> **Task**
From the listing below, extract each line containing the string "name".

> **Dataset excerpts**
-- BEGIN --

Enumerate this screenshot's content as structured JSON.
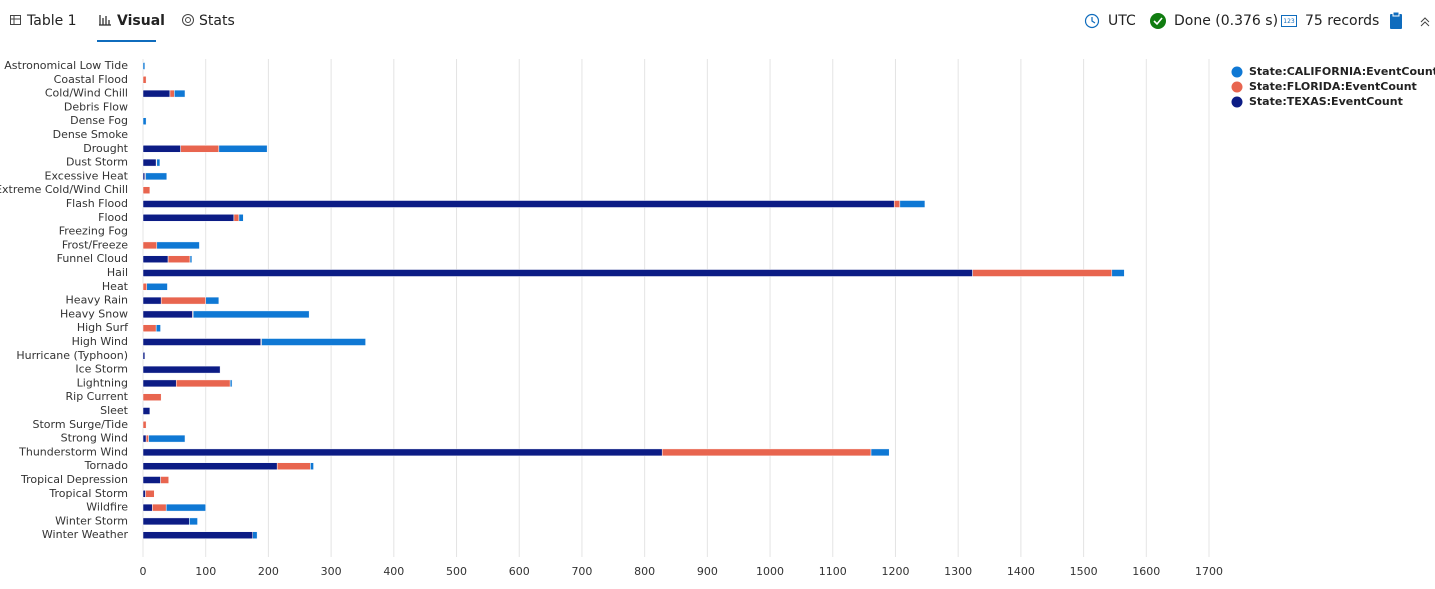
{
  "ui": {
    "tabs": [
      "Table 1",
      "Visual",
      "Stats"
    ],
    "timezone": "UTC",
    "status": "Done (0.376 s)",
    "records": "75 records"
  },
  "chart_data": {
    "type": "bar",
    "orientation": "horizontal",
    "stacked": true,
    "legend": "top-right",
    "grid": true,
    "categories": [
      "Astronomical Low Tide",
      "Coastal Flood",
      "Cold/Wind Chill",
      "Debris Flow",
      "Dense Fog",
      "Dense Smoke",
      "Drought",
      "Dust Storm",
      "Excessive Heat",
      "Extreme Cold/Wind Chill",
      "Flash Flood",
      "Flood",
      "Freezing Fog",
      "Frost/Freeze",
      "Funnel Cloud",
      "Hail",
      "Heat",
      "Heavy Rain",
      "Heavy Snow",
      "High Surf",
      "High Wind",
      "Hurricane (Typhoon)",
      "Ice Storm",
      "Lightning",
      "Rip Current",
      "Sleet",
      "Storm Surge/Tide",
      "Strong Wind",
      "Thunderstorm Wind",
      "Tornado",
      "Tropical Depression",
      "Tropical Storm",
      "Wildfire",
      "Winter Storm",
      "Winter Weather"
    ],
    "series": [
      {
        "name": "State:CALIFORNIA:EventCount",
        "color": "#0f78d4",
        "values": [
          3,
          0,
          17,
          0,
          5,
          0,
          77,
          5,
          34,
          0,
          40,
          7,
          0,
          68,
          3,
          20,
          33,
          21,
          185,
          7,
          166,
          0,
          0,
          3,
          0,
          0,
          0,
          58,
          29,
          5,
          0,
          0,
          63,
          13,
          7
        ]
      },
      {
        "name": "State:FLORIDA:EventCount",
        "color": "#e8654f",
        "values": [
          0,
          5,
          7,
          0,
          0,
          0,
          61,
          1,
          1,
          11,
          9,
          8,
          0,
          22,
          35,
          222,
          6,
          71,
          1,
          21,
          1,
          0,
          0,
          86,
          29,
          0,
          5,
          4,
          333,
          53,
          13,
          14,
          22,
          0,
          0
        ]
      },
      {
        "name": "State:TEXAS:EventCount",
        "color": "#0c1c85",
        "values": [
          0,
          0,
          43,
          0,
          0,
          0,
          60,
          21,
          3,
          0,
          1198,
          145,
          0,
          0,
          40,
          1323,
          0,
          29,
          79,
          0,
          188,
          3,
          123,
          53,
          0,
          11,
          0,
          5,
          828,
          214,
          28,
          4,
          15,
          74,
          175
        ]
      }
    ],
    "xlim": [
      0,
      1700
    ],
    "xticks": [
      0,
      100,
      200,
      300,
      400,
      500,
      600,
      700,
      800,
      900,
      1000,
      1100,
      1200,
      1300,
      1400,
      1500,
      1600,
      1700
    ]
  }
}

-- END --

> **Expected answer**
        "name": "State:CALIFORNIA:EventCount",
        "name": "State:FLORIDA:EventCount",
        "name": "State:TEXAS:EventCount",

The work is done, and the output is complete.